(TEXT SECTION begins)

Willie Coburn

Personal information
- Date of birth: 13 April 1941
- Date of death: 5 December 2015 (aged 74)
- Position(s): Full-back

Youth career
- 0000–1962: Crieff Earngrove

Senior career*
- Years: Team / Apps / (Gls)
- 1962–1972: St Johnstone / 238 / (12)
- 1972–1973: Forfar Athletic / 32 / (1)
- 1973–1974: Cowdenbeath / 11 / (0)
- Total:  / 281 / (13)

= Willie Coburn =

Scottish footballer

Willie Simpson Coburn (13 April 1941 – 5 December 2015) was a Scottish footballer who played as a full-back. He spent much of his career with St Johnstone and also played for Forfar Athletic and Cowdenbeath.

Coburn joined St Johnstone from Crieff Earngrove juniors in 1962 and went on to make 238 appearances for the Perth club before leaving in 1972 for Forfar Athletic. He made 32 appearances and scored once in a season at Forfar. He made 11 appearances at Cowdenbeath in the 1973–74 season. Coburn was one of five players to be voted into St Johnstone's inaugural Hall of Fame in 2013.

Coburn died on 5 December 2015 at the age of 74.

(TEXT SECTION ends)
(PROVIDED MATERIAL begins)

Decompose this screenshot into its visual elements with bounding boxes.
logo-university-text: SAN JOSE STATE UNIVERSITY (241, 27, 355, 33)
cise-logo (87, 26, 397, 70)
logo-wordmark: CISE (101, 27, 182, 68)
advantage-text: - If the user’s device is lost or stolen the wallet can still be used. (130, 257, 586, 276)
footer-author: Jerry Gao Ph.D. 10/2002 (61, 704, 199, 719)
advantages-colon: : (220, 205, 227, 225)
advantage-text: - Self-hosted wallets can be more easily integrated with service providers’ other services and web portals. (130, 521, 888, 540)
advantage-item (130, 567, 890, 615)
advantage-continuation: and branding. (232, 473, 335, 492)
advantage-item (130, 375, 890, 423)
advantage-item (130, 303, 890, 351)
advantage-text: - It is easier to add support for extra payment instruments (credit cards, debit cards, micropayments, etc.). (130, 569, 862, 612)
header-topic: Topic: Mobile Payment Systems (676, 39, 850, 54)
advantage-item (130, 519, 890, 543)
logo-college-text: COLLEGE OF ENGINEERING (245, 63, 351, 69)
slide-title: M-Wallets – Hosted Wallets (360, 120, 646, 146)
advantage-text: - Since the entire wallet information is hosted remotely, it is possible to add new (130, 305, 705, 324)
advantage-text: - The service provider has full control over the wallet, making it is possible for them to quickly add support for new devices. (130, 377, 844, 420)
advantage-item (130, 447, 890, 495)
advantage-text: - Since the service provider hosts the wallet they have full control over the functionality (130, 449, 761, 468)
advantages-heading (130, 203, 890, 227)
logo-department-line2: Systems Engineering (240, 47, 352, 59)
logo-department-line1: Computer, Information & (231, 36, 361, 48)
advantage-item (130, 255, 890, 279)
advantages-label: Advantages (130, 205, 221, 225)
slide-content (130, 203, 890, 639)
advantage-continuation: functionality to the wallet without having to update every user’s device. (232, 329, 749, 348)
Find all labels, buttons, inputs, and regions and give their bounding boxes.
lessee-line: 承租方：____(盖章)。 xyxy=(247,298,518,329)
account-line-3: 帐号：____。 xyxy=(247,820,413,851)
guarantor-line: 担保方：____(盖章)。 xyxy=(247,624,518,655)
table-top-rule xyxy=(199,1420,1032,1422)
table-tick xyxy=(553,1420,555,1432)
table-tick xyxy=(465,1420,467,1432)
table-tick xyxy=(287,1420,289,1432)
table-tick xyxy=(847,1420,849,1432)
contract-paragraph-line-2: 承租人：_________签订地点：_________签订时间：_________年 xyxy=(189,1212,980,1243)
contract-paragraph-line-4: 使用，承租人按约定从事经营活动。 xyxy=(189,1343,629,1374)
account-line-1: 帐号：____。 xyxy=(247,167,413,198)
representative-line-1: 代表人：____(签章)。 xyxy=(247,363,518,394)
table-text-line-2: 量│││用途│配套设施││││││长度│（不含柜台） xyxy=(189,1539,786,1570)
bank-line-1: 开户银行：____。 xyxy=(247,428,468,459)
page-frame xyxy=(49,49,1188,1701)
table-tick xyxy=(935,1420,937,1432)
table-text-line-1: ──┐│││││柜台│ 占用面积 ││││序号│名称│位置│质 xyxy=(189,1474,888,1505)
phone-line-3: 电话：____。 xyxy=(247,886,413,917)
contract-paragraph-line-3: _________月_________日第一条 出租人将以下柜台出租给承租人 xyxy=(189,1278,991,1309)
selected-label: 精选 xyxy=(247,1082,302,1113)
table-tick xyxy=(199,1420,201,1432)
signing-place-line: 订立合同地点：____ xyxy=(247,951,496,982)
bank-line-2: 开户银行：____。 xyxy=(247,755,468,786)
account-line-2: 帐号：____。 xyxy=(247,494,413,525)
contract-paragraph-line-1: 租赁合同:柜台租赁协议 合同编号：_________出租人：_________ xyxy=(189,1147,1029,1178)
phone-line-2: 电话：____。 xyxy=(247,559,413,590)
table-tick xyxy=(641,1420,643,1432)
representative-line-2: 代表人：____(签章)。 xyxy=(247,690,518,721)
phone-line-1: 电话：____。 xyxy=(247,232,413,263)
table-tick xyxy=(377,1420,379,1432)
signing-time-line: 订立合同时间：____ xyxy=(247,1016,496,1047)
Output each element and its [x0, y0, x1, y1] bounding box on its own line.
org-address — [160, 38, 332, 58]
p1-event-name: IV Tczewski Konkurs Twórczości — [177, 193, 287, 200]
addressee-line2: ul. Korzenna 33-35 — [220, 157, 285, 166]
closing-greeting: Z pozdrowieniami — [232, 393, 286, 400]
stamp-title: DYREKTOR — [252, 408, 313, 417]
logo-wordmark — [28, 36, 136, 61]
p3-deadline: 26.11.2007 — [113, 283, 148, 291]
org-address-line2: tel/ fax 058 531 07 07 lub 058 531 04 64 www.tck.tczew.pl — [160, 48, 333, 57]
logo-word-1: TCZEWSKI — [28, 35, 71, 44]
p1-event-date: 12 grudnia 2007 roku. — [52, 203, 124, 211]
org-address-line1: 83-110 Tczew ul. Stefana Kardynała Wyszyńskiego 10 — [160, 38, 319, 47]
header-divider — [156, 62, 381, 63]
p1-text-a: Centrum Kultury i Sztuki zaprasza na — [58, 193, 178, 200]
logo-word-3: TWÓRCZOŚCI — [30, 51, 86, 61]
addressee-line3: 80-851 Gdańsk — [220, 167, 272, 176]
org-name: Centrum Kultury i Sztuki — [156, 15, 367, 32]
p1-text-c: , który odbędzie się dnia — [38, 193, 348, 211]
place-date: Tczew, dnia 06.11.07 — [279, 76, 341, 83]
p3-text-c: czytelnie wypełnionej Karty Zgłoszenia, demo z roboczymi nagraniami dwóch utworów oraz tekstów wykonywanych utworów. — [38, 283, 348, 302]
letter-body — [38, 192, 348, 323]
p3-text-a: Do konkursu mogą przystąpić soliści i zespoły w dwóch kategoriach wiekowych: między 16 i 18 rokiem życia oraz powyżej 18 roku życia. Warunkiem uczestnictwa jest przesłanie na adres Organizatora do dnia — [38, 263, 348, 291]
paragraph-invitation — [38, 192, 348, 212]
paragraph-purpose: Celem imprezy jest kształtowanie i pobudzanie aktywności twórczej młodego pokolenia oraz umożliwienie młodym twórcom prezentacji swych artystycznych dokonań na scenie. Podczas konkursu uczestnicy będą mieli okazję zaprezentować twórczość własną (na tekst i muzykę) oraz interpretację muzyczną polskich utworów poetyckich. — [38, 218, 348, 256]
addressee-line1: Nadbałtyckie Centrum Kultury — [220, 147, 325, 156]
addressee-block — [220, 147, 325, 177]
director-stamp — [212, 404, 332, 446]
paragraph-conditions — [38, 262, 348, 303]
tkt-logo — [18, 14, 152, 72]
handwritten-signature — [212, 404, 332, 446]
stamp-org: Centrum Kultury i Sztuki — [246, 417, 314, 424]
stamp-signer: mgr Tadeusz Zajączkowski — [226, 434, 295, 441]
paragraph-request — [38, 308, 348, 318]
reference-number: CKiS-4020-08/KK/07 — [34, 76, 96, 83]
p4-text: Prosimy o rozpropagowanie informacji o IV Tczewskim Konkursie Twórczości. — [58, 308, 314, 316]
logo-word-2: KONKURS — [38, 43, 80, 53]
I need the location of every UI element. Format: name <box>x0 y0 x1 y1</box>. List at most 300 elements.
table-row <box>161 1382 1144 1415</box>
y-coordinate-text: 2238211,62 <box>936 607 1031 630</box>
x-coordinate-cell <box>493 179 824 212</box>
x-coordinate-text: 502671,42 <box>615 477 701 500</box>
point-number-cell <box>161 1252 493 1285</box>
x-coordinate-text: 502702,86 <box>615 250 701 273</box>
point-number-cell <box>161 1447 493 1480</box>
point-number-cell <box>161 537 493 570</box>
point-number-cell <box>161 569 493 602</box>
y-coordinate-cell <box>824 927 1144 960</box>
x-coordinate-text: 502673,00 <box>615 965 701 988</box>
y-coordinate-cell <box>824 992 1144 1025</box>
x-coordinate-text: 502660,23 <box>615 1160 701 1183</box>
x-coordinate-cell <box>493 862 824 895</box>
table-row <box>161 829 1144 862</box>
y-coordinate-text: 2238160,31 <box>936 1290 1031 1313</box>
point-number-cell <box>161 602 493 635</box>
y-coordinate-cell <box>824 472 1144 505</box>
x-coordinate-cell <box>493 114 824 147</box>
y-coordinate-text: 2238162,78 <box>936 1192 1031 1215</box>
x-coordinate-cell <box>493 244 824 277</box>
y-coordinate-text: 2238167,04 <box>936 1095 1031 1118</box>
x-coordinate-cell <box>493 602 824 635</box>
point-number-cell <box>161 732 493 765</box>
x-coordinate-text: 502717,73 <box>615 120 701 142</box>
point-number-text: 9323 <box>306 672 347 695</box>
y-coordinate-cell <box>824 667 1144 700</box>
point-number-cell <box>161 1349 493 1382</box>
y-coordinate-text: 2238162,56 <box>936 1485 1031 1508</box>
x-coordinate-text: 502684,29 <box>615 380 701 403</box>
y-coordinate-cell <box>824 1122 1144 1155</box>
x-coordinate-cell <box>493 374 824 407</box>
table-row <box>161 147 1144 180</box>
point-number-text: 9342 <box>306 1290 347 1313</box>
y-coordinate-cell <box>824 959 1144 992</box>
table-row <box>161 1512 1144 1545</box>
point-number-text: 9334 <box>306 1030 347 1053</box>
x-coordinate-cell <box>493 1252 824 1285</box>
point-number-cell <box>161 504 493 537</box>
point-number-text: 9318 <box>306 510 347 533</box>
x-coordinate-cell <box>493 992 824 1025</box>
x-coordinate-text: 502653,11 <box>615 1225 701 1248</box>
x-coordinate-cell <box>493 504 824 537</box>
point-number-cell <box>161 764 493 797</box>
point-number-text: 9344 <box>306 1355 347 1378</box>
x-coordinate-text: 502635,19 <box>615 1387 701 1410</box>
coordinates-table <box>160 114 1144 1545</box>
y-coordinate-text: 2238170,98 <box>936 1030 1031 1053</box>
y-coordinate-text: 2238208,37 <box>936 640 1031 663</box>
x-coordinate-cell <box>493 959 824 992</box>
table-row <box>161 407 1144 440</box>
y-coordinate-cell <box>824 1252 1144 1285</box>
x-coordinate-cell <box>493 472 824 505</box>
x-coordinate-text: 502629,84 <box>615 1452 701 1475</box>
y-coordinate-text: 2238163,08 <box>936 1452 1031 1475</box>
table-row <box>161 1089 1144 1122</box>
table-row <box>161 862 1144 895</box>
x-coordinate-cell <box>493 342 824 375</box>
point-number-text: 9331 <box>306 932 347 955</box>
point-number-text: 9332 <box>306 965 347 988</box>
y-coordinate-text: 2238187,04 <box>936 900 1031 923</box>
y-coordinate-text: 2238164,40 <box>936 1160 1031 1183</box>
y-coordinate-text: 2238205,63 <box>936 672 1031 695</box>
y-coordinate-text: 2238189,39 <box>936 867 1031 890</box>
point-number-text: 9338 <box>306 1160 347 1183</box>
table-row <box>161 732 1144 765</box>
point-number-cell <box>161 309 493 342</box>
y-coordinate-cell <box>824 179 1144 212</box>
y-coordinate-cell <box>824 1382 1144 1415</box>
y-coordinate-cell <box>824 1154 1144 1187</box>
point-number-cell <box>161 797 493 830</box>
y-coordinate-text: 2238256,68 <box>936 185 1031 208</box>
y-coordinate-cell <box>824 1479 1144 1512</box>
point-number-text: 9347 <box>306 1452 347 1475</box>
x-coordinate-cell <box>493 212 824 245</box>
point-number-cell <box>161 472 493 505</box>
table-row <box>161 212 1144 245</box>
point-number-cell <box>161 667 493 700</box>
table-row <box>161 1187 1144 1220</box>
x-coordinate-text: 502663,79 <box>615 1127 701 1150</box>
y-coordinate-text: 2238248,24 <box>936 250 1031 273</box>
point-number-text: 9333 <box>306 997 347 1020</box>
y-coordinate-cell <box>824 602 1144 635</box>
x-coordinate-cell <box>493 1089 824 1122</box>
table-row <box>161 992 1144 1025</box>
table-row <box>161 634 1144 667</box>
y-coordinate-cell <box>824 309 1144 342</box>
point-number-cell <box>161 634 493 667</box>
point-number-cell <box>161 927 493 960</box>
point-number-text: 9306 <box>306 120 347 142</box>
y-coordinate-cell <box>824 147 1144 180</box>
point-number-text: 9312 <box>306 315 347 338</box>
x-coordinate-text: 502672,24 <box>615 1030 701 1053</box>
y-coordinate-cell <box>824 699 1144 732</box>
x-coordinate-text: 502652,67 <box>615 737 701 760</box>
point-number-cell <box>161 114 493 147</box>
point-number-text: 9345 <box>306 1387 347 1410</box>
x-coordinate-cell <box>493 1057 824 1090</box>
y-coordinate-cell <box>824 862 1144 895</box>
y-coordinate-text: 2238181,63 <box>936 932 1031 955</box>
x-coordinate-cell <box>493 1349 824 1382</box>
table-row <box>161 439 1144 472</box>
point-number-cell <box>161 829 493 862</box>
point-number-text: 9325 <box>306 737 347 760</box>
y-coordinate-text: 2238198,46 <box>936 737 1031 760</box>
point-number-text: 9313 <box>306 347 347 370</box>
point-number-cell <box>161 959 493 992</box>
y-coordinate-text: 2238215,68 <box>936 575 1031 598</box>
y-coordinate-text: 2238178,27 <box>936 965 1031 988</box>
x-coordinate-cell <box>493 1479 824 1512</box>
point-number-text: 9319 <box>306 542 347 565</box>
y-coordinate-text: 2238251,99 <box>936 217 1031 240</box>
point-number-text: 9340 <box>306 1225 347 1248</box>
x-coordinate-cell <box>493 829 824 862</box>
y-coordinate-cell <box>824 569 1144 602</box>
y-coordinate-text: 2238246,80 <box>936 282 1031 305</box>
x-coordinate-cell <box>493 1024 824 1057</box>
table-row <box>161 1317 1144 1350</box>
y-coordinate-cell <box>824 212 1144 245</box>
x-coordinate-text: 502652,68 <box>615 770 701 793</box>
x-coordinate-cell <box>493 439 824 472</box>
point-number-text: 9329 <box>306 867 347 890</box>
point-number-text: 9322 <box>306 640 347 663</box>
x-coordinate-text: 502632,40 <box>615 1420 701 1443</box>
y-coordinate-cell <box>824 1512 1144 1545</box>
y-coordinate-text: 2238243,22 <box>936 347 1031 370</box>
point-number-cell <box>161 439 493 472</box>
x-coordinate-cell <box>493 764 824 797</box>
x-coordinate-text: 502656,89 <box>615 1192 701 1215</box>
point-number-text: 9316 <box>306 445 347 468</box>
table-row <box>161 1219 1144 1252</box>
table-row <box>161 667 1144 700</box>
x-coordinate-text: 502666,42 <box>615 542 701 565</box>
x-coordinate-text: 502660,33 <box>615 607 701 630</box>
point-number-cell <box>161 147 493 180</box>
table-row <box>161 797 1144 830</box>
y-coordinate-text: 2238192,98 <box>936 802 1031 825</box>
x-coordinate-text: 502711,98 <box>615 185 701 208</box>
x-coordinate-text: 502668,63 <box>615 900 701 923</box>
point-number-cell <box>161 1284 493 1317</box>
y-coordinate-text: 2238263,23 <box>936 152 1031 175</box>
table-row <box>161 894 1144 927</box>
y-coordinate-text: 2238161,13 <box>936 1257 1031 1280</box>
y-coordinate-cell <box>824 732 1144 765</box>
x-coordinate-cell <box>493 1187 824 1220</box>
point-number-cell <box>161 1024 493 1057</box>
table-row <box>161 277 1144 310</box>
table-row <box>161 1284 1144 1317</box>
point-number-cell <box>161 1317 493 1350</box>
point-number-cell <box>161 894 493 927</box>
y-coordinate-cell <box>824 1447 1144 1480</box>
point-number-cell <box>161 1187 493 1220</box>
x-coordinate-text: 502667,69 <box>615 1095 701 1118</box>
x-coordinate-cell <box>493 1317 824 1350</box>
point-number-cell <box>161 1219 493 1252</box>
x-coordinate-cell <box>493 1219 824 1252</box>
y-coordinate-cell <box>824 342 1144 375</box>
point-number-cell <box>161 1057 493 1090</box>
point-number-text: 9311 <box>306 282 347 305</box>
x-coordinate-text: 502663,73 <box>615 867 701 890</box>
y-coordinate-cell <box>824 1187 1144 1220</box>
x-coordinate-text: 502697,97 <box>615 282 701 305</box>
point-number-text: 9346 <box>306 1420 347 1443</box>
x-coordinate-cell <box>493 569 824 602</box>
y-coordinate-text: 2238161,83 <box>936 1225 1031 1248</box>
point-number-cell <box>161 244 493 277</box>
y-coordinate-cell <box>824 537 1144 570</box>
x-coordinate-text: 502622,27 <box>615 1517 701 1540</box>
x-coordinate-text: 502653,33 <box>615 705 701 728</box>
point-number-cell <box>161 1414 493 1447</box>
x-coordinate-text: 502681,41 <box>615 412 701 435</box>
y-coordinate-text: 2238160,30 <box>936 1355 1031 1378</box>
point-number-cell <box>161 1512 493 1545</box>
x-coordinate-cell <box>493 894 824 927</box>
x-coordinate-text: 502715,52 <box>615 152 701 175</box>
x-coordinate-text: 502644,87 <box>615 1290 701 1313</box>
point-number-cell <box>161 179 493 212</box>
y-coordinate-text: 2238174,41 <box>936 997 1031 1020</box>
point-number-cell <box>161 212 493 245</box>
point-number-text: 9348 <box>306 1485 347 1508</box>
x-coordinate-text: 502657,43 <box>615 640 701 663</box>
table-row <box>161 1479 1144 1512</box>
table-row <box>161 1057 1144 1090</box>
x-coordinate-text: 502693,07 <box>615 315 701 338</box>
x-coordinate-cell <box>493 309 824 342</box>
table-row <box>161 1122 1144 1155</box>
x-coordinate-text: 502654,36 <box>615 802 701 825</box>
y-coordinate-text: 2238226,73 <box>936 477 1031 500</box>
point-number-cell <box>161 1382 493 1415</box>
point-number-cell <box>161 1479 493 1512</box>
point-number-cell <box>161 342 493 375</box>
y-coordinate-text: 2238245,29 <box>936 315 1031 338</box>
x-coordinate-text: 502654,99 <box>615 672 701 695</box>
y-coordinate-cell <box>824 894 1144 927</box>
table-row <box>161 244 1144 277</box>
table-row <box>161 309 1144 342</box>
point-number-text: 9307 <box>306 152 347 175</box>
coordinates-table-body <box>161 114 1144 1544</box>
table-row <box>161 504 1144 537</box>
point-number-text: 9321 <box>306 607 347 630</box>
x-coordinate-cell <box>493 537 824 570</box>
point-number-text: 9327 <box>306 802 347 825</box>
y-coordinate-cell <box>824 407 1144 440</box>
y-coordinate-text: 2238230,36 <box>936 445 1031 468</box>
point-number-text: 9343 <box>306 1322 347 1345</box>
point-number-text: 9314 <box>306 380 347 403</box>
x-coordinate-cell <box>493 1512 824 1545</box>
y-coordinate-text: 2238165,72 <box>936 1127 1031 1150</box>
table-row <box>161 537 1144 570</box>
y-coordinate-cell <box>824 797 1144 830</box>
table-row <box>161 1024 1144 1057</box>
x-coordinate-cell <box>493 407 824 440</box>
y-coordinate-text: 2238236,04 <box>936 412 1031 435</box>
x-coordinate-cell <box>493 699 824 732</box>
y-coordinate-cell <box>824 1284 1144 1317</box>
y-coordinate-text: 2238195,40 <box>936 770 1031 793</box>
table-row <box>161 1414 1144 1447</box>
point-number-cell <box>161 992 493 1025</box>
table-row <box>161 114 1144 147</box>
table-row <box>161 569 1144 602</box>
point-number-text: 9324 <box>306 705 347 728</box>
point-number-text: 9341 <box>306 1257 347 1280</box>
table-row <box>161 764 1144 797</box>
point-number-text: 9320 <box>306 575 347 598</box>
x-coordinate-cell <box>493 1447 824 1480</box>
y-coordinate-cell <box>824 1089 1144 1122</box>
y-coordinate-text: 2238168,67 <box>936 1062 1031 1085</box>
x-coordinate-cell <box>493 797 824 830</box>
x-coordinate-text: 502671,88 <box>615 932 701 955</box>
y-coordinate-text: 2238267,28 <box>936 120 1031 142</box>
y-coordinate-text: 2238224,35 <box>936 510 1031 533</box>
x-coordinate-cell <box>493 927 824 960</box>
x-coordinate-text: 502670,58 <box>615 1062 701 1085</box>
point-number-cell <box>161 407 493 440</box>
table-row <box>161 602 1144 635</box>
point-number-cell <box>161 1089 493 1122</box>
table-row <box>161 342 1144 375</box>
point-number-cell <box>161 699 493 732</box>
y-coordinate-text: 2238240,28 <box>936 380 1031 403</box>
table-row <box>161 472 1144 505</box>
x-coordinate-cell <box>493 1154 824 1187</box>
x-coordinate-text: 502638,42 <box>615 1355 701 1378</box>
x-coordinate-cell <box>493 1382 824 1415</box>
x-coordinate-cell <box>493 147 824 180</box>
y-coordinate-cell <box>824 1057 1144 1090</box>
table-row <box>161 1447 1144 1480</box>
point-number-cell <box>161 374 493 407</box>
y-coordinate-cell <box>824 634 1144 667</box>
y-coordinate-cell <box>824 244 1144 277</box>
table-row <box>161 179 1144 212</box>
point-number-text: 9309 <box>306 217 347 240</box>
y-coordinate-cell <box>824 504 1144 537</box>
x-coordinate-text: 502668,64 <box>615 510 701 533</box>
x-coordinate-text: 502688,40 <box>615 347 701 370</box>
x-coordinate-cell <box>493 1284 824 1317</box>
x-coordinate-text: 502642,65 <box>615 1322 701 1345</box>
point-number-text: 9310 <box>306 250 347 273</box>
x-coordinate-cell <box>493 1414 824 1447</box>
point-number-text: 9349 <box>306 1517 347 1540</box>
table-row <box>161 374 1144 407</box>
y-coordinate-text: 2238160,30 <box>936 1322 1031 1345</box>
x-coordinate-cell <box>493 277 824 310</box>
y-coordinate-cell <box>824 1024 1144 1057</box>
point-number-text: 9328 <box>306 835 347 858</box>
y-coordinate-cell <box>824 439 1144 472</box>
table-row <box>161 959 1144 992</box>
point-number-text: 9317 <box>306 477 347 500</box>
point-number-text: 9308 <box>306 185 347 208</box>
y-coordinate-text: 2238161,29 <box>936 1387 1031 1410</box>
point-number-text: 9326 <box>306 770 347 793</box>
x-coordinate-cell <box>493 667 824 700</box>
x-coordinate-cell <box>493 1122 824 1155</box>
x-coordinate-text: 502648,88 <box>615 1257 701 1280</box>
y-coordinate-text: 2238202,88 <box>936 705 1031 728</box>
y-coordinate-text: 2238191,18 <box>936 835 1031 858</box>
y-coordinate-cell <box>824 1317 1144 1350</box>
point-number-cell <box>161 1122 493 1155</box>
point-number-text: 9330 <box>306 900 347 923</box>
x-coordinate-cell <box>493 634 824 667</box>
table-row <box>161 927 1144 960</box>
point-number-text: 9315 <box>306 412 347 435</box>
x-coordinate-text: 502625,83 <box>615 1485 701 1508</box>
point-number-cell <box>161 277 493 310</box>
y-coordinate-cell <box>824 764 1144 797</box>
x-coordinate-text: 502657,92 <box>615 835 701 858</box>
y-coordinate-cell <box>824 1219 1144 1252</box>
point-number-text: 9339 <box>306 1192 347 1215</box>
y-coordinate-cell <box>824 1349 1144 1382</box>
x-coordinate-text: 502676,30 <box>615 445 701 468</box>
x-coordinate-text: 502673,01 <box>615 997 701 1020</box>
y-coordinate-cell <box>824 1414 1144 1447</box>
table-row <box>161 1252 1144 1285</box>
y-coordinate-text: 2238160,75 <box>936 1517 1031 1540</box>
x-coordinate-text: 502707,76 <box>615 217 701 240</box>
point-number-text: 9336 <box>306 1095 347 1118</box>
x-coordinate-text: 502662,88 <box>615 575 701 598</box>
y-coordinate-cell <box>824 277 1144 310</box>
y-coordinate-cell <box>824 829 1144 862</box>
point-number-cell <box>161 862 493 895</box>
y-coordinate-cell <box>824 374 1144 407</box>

(PROVIDED MATERIAL ends)

▶ EXERCISE INSTRUCTIONS:
1/ Rewrite the part of the Willie Coburn text that opens with the words containing "- 1972–1973: Forfar" and closes with "the age of 74.", putting "Perth side" in place of "Perth club".
2/ Decide whether each statement agrees with the Willie Coburn text. Answer yes or no for each, and quote the words that decide it.
(a) Coburn came to St Johnstone from Crieff Earngrove juniors in 1962.
(b) Coburn scored twice during his season at Forfar.
(c) Coburn was the only player voted into St Johnstone's inaugural Hall of Fame in 2013.

▶ EXERCISE RESPONSES:
1/
- 1972–1973: Forfar Athletic / 32 / (1)
- 1973–1974: Cowdenbeath / 11 / (0)
- Total:  / 281 / (13)

= Willie Coburn =

Scottish footballer

Willie Simpson Coburn (13 April 1941 – 5 December 2015) was a Scottish footballer who played as a full-back. He spent much of his career with St Johnstone and also played for Forfar Athletic and Cowdenbeath.

Coburn joined St Johnstone from Crieff Earngrove juniors in 1962 and went on to make 238 appearances for the Perth side before leaving in 1972 for Forfar Athletic. He made 32 appearances and scored once in a season at Forfar. He made 11 appearances at Cowdenbeath in the 1973–74 season. Coburn was one of five players to be voted into St Johnstone's inaugural Hall of Fame in 2013.

Coburn died on 5 December 2015 at the age of 74.

2/
(a) Yes: "Coburn joined St Johnstone from Crieff Earngrove juniors in 1962"
(b) No: "He made 32 appearances and scored once in a season at Forfar."
(c) No: "Coburn was one of five players to be voted into St Johnstone's inaugural Hall of Fame in 2013."